Report, word for word, every line of the material that contains "image".

▼

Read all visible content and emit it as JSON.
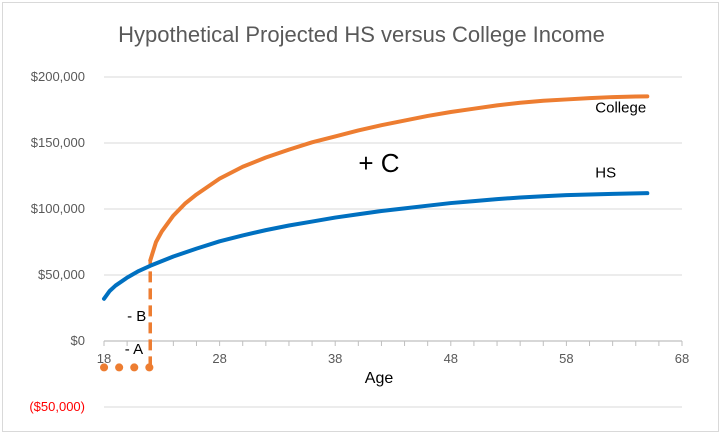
{
  "chart_data": {
    "type": "line",
    "title": "Hypothetical Projected HS versus College Income",
    "xlabel": "Age",
    "ylabel": "",
    "xlim": [
      18,
      68
    ],
    "ylim": [
      -50000,
      200000
    ],
    "x_ticks": [
      18,
      28,
      38,
      48,
      58,
      68
    ],
    "y_ticks": [
      {
        "value": 200000,
        "label": "$200,000",
        "color": "#595959"
      },
      {
        "value": 150000,
        "label": "$150,000",
        "color": "#595959"
      },
      {
        "value": 100000,
        "label": "$100,000",
        "color": "#595959"
      },
      {
        "value": 50000,
        "label": "$50,000",
        "color": "#595959"
      },
      {
        "value": 0,
        "label": "$0",
        "color": "#595959"
      },
      {
        "value": -50000,
        "label": "($50,000)",
        "color": "#ff0000"
      }
    ],
    "grid": true,
    "series": [
      {
        "name": "College",
        "color": "#ed7d31",
        "x": [
          22,
          22.5,
          23,
          24,
          25,
          26,
          28,
          30,
          32,
          34,
          36,
          38,
          40,
          42,
          44,
          46,
          48,
          50,
          52,
          54,
          56,
          58,
          60,
          62,
          64,
          65
        ],
        "y": [
          61000,
          75000,
          83000,
          95000,
          104000,
          111000,
          123000,
          132000,
          139000,
          145000,
          150500,
          155000,
          159500,
          163500,
          167000,
          170500,
          173500,
          176000,
          178500,
          180500,
          182000,
          183000,
          184000,
          184800,
          185200,
          185300
        ]
      },
      {
        "name": "HS",
        "color": "#0070c0",
        "x": [
          18,
          18.5,
          19,
          20,
          21,
          22,
          24,
          26,
          28,
          30,
          32,
          34,
          36,
          38,
          40,
          42,
          44,
          46,
          48,
          50,
          52,
          54,
          56,
          58,
          60,
          62,
          64,
          65
        ],
        "y": [
          32000,
          38000,
          42000,
          48000,
          53000,
          57000,
          64000,
          70000,
          75500,
          80000,
          84000,
          87500,
          90500,
          93500,
          96000,
          98500,
          100500,
          102500,
          104500,
          106000,
          107500,
          108700,
          109700,
          110500,
          111000,
          111500,
          111800,
          112000
        ]
      }
    ],
    "college_prefix": {
      "color": "#ed7d31",
      "x": [
        18,
        19,
        20,
        21,
        22
      ],
      "y": [
        -20000,
        -20000,
        -20000,
        -20000,
        -20000
      ],
      "connector_x": 22,
      "connector_y": [
        -20000,
        61000
      ]
    },
    "annotations": [
      {
        "text": "College",
        "x": 60.5,
        "y": 173000
      },
      {
        "text": "HS",
        "x": 60.5,
        "y": 124000
      },
      {
        "text": "+ C",
        "x": 40,
        "y": 128000
      },
      {
        "text": "- B",
        "x": 20,
        "y": 15000
      },
      {
        "text": "- A",
        "x": 19.8,
        "y": -10000
      }
    ]
  }
}
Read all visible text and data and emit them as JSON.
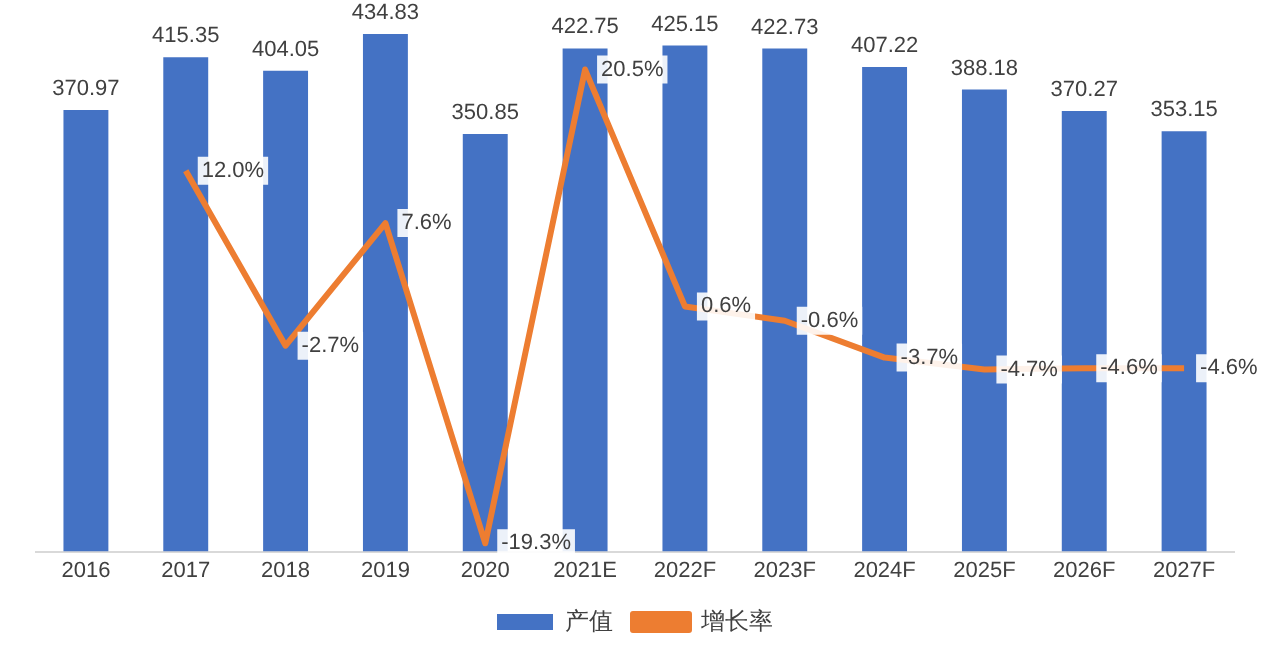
{
  "chart_data": {
    "type": "bar",
    "categories": [
      "2016",
      "2017",
      "2018",
      "2019",
      "2020",
      "2021E",
      "2022F",
      "2023F",
      "2024F",
      "2025F",
      "2026F",
      "2027F"
    ],
    "series": [
      {
        "name": "产值",
        "color": "#4472c4",
        "values": [
          370.97,
          415.35,
          404.05,
          434.83,
          350.85,
          422.75,
          425.15,
          422.73,
          407.22,
          388.18,
          370.27,
          353.15
        ],
        "value_labels": [
          "370.97",
          "415.35",
          "404.05",
          "434.83",
          "350.85",
          "422.75",
          "425.15",
          "422.73",
          "407.22",
          "388.18",
          "370.27",
          "353.15"
        ]
      },
      {
        "name": "增长率",
        "type": "line",
        "axis": "y2",
        "color": "#ed7d31",
        "marker": "none",
        "values": [
          null,
          12.0,
          -2.7,
          7.6,
          -19.3,
          20.5,
          0.6,
          -0.6,
          -3.7,
          -4.7,
          -4.6,
          -4.6
        ],
        "value_labels": [
          null,
          "12.0%",
          "-2.7%",
          "7.6%",
          "-19.3%",
          "20.5%",
          "0.6%",
          "-0.6%",
          "-3.7%",
          "-4.7%",
          "-4.6%",
          "-4.6%"
        ]
      }
    ],
    "tick_labels": "x",
    "grid": false,
    "legend": "bottom"
  }
}
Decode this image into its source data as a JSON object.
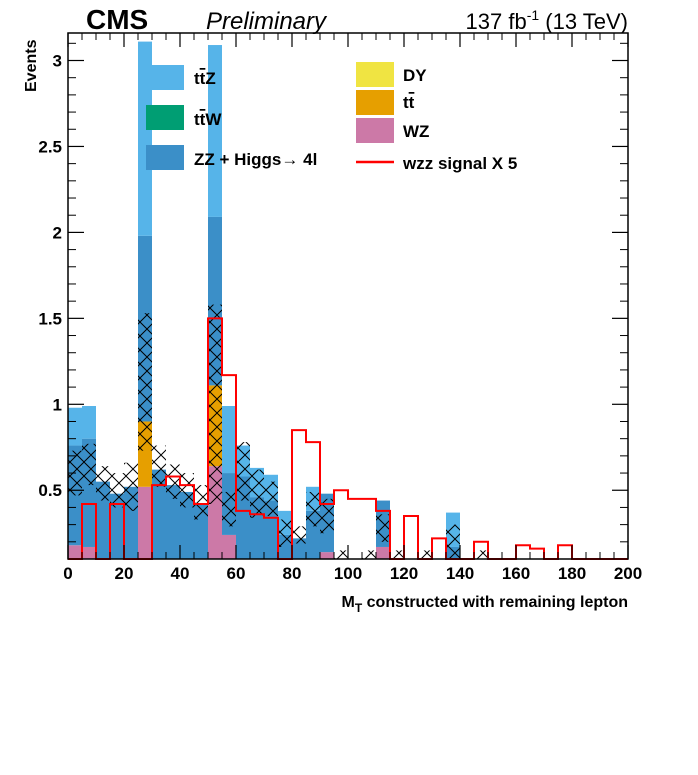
{
  "header": {
    "experiment": "CMS",
    "status": "Preliminary",
    "lumi_base": "137 fb",
    "lumi_sup": "-1",
    "lumi_tail": " (13 TeV)"
  },
  "chart_data": {
    "type": "bar",
    "subtype": "stacked-histogram",
    "xlabel_main": "M",
    "xlabel_sub": "T",
    "xlabel_rest": " constructed with remaining lepton",
    "ylabel": "Events",
    "xlim": [
      0,
      200
    ],
    "ylim": [
      0.1,
      3.16
    ],
    "bin_width": 5,
    "x_ticks": [
      0,
      20,
      40,
      60,
      80,
      100,
      120,
      140,
      160,
      180,
      200
    ],
    "y_ticks": [
      0.5,
      1,
      1.5,
      2,
      2.5,
      3
    ],
    "bin_edges": [
      0,
      5,
      10,
      15,
      20,
      25,
      30,
      35,
      40,
      45,
      50,
      55,
      60,
      65,
      70,
      75,
      80,
      85,
      90,
      95,
      100,
      105,
      110,
      115,
      120,
      125,
      130,
      135,
      140,
      145,
      150,
      155,
      160,
      165,
      170,
      175,
      180,
      185,
      190,
      195,
      200
    ],
    "stack_order": [
      "WZ",
      "tt",
      "DY",
      "ZZ + Higgs",
      "ttW",
      "ttZ"
    ],
    "series": [
      {
        "name": "WZ",
        "color": "#cc79a7",
        "values": [
          0.18,
          0.17,
          0,
          0,
          0,
          0.52,
          0,
          0,
          0,
          0,
          0.64,
          0.24,
          0,
          0,
          0,
          0,
          0,
          0,
          0.14,
          0,
          0,
          0,
          0.17,
          0,
          0,
          0,
          0,
          0,
          0,
          0,
          0,
          0,
          0,
          0,
          0,
          0,
          0,
          0,
          0,
          0
        ]
      },
      {
        "name": "tt",
        "color": "#e69f00",
        "values": [
          0,
          0,
          0,
          0,
          0,
          0.38,
          0,
          0,
          0,
          0,
          0.47,
          0,
          0,
          0,
          0,
          0,
          0,
          0,
          0,
          0,
          0,
          0,
          0,
          0,
          0,
          0,
          0,
          0,
          0,
          0,
          0,
          0,
          0,
          0,
          0,
          0,
          0,
          0,
          0,
          0
        ]
      },
      {
        "name": "DY",
        "color": "#f0e442",
        "values": [
          0,
          0,
          0,
          0,
          0,
          0,
          0,
          0,
          0,
          0,
          0,
          0,
          0,
          0,
          0,
          0,
          0,
          0,
          0,
          0,
          0,
          0,
          0,
          0,
          0,
          0,
          0,
          0,
          0,
          0,
          0,
          0,
          0,
          0,
          0,
          0,
          0,
          0,
          0,
          0
        ]
      },
      {
        "name": "ZZ + Higgs",
        "color": "#3b8fc8",
        "values": [
          0.58,
          0.63,
          0.55,
          0.48,
          0.52,
          1.08,
          0.62,
          0.53,
          0.49,
          0.42,
          0.98,
          0.36,
          0.58,
          0.46,
          0.44,
          0.24,
          0.22,
          0.38,
          0.34,
          0,
          0,
          0.1,
          0.27,
          0.1,
          0,
          0.1,
          0,
          0.17,
          0,
          0.1,
          0,
          0,
          0,
          0,
          0,
          0,
          0,
          0,
          0,
          0
        ]
      },
      {
        "name": "ttW",
        "color": "#009e73",
        "values": [
          0,
          0,
          0,
          0,
          0,
          0,
          0,
          0,
          0,
          0,
          0,
          0,
          0,
          0,
          0,
          0,
          0,
          0,
          0,
          0,
          0,
          0,
          0,
          0,
          0,
          0,
          0,
          0,
          0,
          0,
          0,
          0,
          0,
          0,
          0,
          0,
          0,
          0,
          0,
          0
        ]
      },
      {
        "name": "ttZ",
        "color": "#56b4e9",
        "values": [
          0.22,
          0.19,
          0,
          0,
          0,
          1.13,
          0,
          0,
          0,
          0,
          1.0,
          0.39,
          0.18,
          0.17,
          0.15,
          0.14,
          0,
          0.14,
          0,
          0,
          0,
          0,
          0,
          0,
          0,
          0,
          0,
          0.2,
          0,
          0,
          0,
          0,
          0,
          0,
          0,
          0,
          0,
          0,
          0,
          0
        ]
      }
    ],
    "totals": [
      0.6,
      0.65,
      0.54,
      0.5,
      0.52,
      1.13,
      0.64,
      0.55,
      0.5,
      0.43,
      1.0,
      0.39,
      0.61,
      0.48,
      0.45,
      0.25,
      0.24,
      0.39,
      0.35,
      0.1,
      0,
      0.1,
      0.28,
      0.1,
      0,
      0.1,
      0,
      0.2,
      0,
      0.1,
      0,
      0,
      0,
      0,
      0,
      0,
      0,
      0,
      0,
      0
    ],
    "uncertainty": [
      0.13,
      0.12,
      0.1,
      0.1,
      0.14,
      0.4,
      0.12,
      0.1,
      0.1,
      0.1,
      0.58,
      0.1,
      0.17,
      0.14,
      0.1,
      0.08,
      0.05,
      0.1,
      0.1,
      0.05,
      0,
      0.05,
      0.08,
      0.05,
      0,
      0.05,
      0,
      0.1,
      0,
      0.05,
      0,
      0,
      0,
      0,
      0,
      0,
      0,
      0,
      0,
      0
    ],
    "signal": {
      "name": "wzz signal X 5",
      "color": "#ff0000",
      "values": [
        0.1,
        0.42,
        0.1,
        0.42,
        0.1,
        0.1,
        0.53,
        0.58,
        0.53,
        0.42,
        1.5,
        1.17,
        0.38,
        0.36,
        0.34,
        0.1,
        0.85,
        0.78,
        0.42,
        0.5,
        0.45,
        0.45,
        0.38,
        0.1,
        0.35,
        0.1,
        0.22,
        0.1,
        0.1,
        0.2,
        0.1,
        0.1,
        0.18,
        0.16,
        0.1,
        0.18,
        0.1,
        0.1,
        0.1,
        0.1
      ]
    },
    "legend": {
      "placement": "top",
      "left": [
        {
          "label": "ttZ",
          "color": "#56b4e9",
          "kind": "box"
        },
        {
          "label": "ttW",
          "color": "#009e73",
          "kind": "box"
        },
        {
          "label": "ZZ + Higgs",
          "suffix": "4l",
          "color": "#3b8fc8",
          "kind": "box"
        }
      ],
      "right": [
        {
          "label": "DY",
          "color": "#f0e442",
          "kind": "box"
        },
        {
          "label": "tt",
          "color": "#e69f00",
          "kind": "box"
        },
        {
          "label": "WZ",
          "color": "#cc79a7",
          "kind": "box"
        },
        {
          "label": "wzz signal X 5",
          "color": "#ff0000",
          "kind": "line"
        }
      ]
    }
  }
}
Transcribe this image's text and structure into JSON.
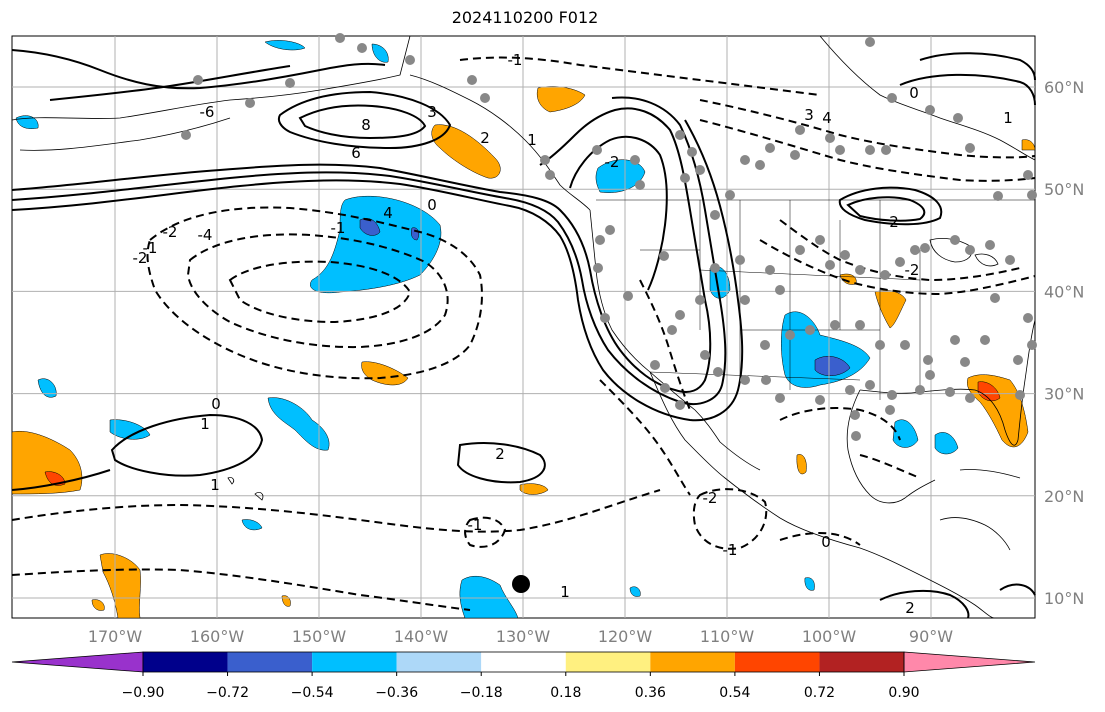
{
  "title": "2024110200 F012",
  "map": {
    "lon_ticks": [
      "170°W",
      "160°W",
      "150°W",
      "140°W",
      "130°W",
      "120°W",
      "110°W",
      "100°W",
      "90°W"
    ],
    "lat_ticks": [
      "60°N",
      "50°N",
      "40°N",
      "30°N",
      "20°N",
      "10°N"
    ],
    "extent": {
      "lon": [
        -180,
        -80
      ],
      "lat": [
        8,
        66
      ]
    },
    "grid": true,
    "contour_labels": [
      "8",
      "6",
      "4",
      "3",
      "2",
      "1",
      "0",
      "-1",
      "-2",
      "-4",
      "-6",
      "2",
      "1",
      "0",
      "-1",
      "-2",
      "1",
      "-2",
      "-1",
      "-1",
      "0",
      "-2",
      "4",
      "3",
      "0",
      "1",
      "2",
      "-2",
      "-1",
      "1",
      "2"
    ],
    "colors": {
      "contour": "#000000",
      "grid": "#b0b0b0",
      "coast": "#000000",
      "station_dot": "#888888",
      "tc_marker": "#000000"
    }
  },
  "colorbar": {
    "levels": [
      "−0.90",
      "−0.72",
      "−0.54",
      "−0.36",
      "−0.18",
      "0.18",
      "0.36",
      "0.54",
      "0.72",
      "0.90"
    ],
    "colors": [
      "#9932cc",
      "#00008b",
      "#3a5fcd",
      "#00bfff",
      "#add8f8",
      "#ffffff",
      "#fff080",
      "#ffa500",
      "#ff4500",
      "#b22222",
      "#ff88aa"
    ],
    "extend": "both"
  }
}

▲

• **Exercise solution**:
Decode this image into its source data as a JSON object.
Transcribe this image's text and structure into JSON.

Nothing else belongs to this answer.